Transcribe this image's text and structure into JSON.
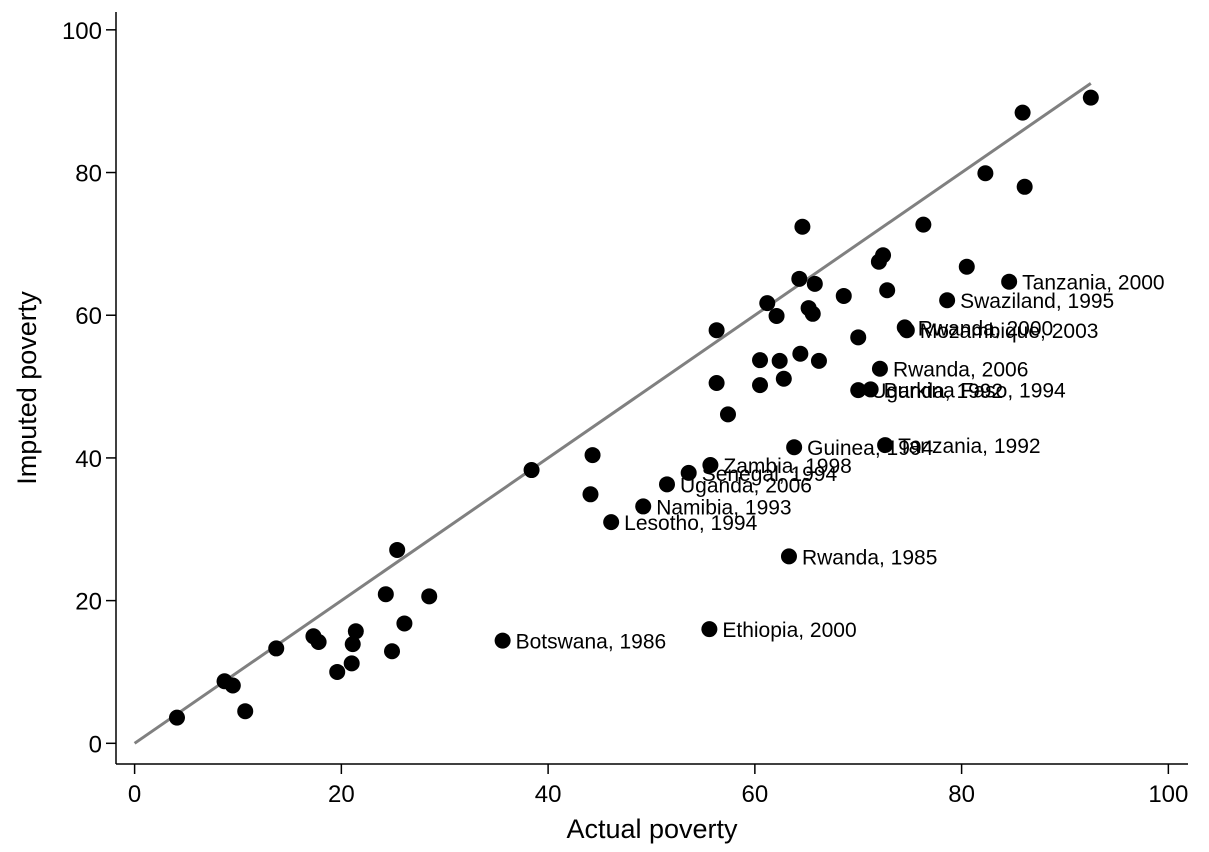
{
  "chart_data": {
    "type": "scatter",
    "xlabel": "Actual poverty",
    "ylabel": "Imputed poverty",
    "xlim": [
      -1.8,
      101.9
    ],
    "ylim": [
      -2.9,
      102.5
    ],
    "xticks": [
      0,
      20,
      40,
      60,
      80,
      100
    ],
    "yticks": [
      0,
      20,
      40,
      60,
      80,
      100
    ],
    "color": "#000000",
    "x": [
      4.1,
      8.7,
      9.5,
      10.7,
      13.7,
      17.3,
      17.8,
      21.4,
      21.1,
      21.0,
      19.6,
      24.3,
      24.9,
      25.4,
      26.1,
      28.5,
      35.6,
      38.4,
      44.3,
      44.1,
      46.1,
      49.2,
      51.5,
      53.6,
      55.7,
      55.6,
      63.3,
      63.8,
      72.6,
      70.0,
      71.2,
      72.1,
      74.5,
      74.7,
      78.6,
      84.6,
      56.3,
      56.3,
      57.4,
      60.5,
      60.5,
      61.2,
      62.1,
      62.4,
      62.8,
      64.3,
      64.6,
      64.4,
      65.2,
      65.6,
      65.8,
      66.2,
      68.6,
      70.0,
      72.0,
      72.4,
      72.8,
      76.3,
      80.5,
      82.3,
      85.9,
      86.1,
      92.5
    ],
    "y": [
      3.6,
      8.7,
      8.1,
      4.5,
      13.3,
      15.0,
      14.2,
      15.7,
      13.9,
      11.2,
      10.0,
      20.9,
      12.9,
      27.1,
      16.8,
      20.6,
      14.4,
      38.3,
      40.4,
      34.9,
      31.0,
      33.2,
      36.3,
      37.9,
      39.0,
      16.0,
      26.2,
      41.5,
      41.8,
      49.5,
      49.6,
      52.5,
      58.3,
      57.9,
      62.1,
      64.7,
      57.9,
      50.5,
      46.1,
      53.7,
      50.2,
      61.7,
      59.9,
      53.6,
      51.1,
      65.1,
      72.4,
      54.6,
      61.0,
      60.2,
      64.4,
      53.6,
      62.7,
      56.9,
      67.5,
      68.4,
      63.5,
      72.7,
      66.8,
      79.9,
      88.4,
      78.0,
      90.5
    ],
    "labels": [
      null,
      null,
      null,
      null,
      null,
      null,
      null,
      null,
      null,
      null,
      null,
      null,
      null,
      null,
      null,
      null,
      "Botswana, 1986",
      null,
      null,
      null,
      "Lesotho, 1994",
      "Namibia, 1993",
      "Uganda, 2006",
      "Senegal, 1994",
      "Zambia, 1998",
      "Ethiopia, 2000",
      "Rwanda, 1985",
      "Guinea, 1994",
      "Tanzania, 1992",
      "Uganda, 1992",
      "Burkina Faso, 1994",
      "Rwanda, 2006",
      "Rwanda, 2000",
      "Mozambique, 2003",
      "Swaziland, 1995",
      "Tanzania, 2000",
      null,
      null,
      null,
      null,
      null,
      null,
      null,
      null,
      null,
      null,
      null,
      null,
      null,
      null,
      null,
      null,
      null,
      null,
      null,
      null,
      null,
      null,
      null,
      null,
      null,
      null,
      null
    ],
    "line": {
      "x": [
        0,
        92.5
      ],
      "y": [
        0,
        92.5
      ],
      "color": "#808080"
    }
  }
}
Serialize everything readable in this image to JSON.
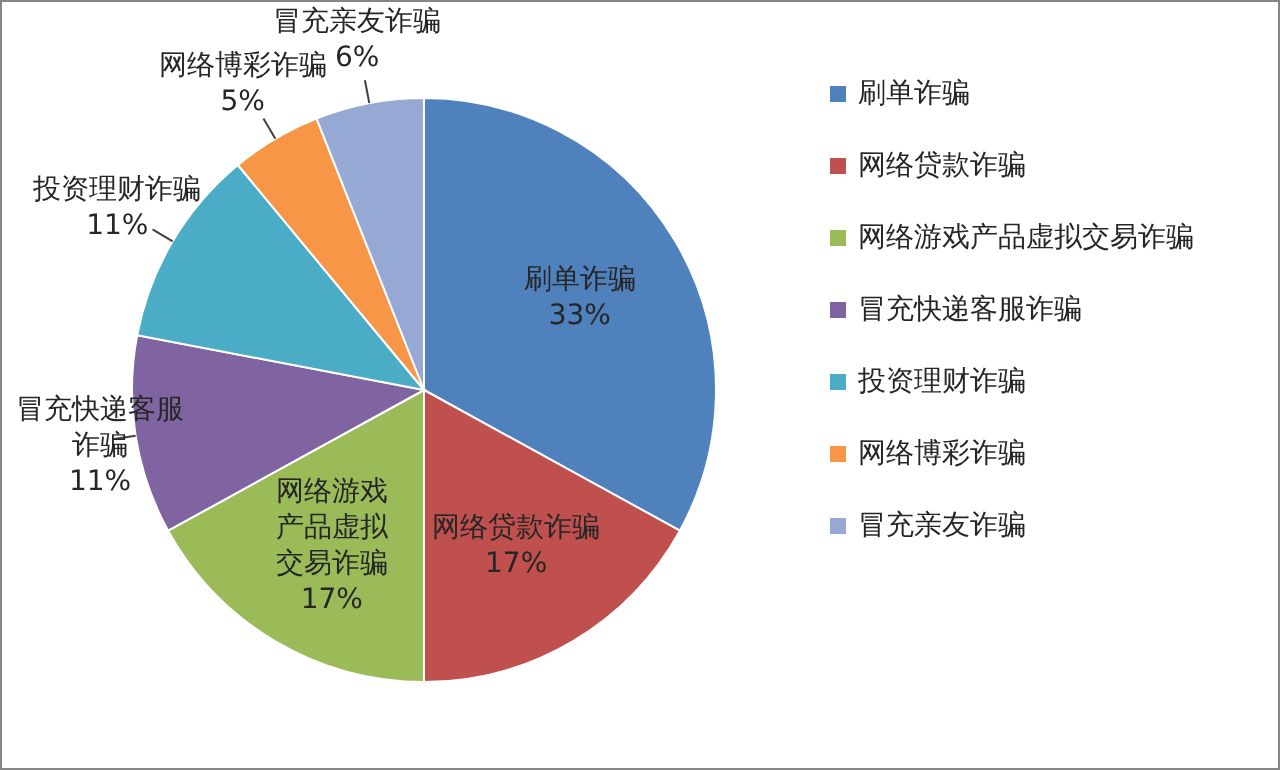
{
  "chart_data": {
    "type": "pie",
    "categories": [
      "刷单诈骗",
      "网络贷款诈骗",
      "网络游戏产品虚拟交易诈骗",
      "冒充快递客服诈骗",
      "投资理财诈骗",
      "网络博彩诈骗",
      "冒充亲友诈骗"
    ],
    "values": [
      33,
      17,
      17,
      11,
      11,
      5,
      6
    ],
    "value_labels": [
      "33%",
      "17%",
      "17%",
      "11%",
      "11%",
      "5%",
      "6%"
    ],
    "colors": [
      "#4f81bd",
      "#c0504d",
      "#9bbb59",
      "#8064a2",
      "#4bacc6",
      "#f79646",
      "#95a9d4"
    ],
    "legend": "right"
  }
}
++++++++++
● EXERCISE DETAILS
Repeat the data exactly, excluding the pictures.

● RESULT OF THE TASK
Transcribe this image's text and structure into JSON.
{
  "chart_data": {
    "type": "scatter",
    "xlabel": "Actual poverty",
    "ylabel": "Imputed poverty",
    "xlim": [
      -1.8,
      101.9
    ],
    "ylim": [
      -2.9,
      102.5
    ],
    "xticks": [
      0,
      20,
      40,
      60,
      80,
      100
    ],
    "yticks": [
      0,
      20,
      40,
      60,
      80,
      100
    ],
    "color": "#000000",
    "x": [
      4.1,
      8.7,
      9.5,
      10.7,
      13.7,
      17.3,
      17.8,
      21.4,
      21.1,
      21.0,
      19.6,
      24.3,
      24.9,
      25.4,
      26.1,
      28.5,
      35.6,
      38.4,
      44.3,
      44.1,
      46.1,
      49.2,
      51.5,
      53.6,
      55.7,
      55.6,
      63.3,
      63.8,
      72.6,
      70.0,
      71.2,
      72.1,
      74.5,
      74.7,
      78.6,
      84.6,
      56.3,
      56.3,
      57.4,
      60.5,
      60.5,
      61.2,
      62.1,
      62.4,
      62.8,
      64.3,
      64.6,
      64.4,
      65.2,
      65.6,
      65.8,
      66.2,
      68.6,
      70.0,
      72.0,
      72.4,
      72.8,
      76.3,
      80.5,
      82.3,
      85.9,
      86.1,
      92.5
    ],
    "y": [
      3.6,
      8.7,
      8.1,
      4.5,
      13.3,
      15.0,
      14.2,
      15.7,
      13.9,
      11.2,
      10.0,
      20.9,
      12.9,
      27.1,
      16.8,
      20.6,
      14.4,
      38.3,
      40.4,
      34.9,
      31.0,
      33.2,
      36.3,
      37.9,
      39.0,
      16.0,
      26.2,
      41.5,
      41.8,
      49.5,
      49.6,
      52.5,
      58.3,
      57.9,
      62.1,
      64.7,
      57.9,
      50.5,
      46.1,
      53.7,
      50.2,
      61.7,
      59.9,
      53.6,
      51.1,
      65.1,
      72.4,
      54.6,
      61.0,
      60.2,
      64.4,
      53.6,
      62.7,
      56.9,
      67.5,
      68.4,
      63.5,
      72.7,
      66.8,
      79.9,
      88.4,
      78.0,
      90.5
    ],
    "labels": [
      null,
      null,
      null,
      null,
      null,
      null,
      null,
      null,
      null,
      null,
      null,
      null,
      null,
      null,
      null,
      null,
      "Botswana, 1986",
      null,
      null,
      null,
      "Lesotho, 1994",
      "Namibia, 1993",
      "Uganda, 2006",
      "Senegal, 1994",
      "Zambia, 1998",
      "Ethiopia, 2000",
      "Rwanda, 1985",
      "Guinea, 1994",
      "Tanzania, 1992",
      "Uganda, 1992",
      "Burkina Faso, 1994",
      "Rwanda, 2006",
      "Rwanda, 2000",
      "Mozambique, 2003",
      "Swaziland, 1995",
      "Tanzania, 2000",
      null,
      null,
      null,
      null,
      null,
      null,
      null,
      null,
      null,
      null,
      null,
      null,
      null,
      null,
      null,
      null,
      null,
      null,
      null,
      null,
      null,
      null,
      null,
      null,
      null,
      null,
      null
    ],
    "line": {
      "x": [
        0,
        92.5
      ],
      "y": [
        0,
        92.5
      ],
      "color": "#808080"
    }
  }
}
Serialize everything readable in this image to JSON.
{
  "chart_data": {
    "type": "pie",
    "categories": [
      "刷单诈骗",
      "网络贷款诈骗",
      "网络游戏产品虚拟交易诈骗",
      "冒充快递客服诈骗",
      "投资理财诈骗",
      "网络博彩诈骗",
      "冒充亲友诈骗"
    ],
    "values": [
      33,
      17,
      17,
      11,
      11,
      5,
      6
    ],
    "value_labels": [
      "33%",
      "17%",
      "17%",
      "11%",
      "11%",
      "5%",
      "6%"
    ],
    "colors": [
      "#4f81bd",
      "#c0504d",
      "#9bbb59",
      "#8064a2",
      "#4bacc6",
      "#f79646",
      "#95a9d4"
    ],
    "legend": "right"
  }
}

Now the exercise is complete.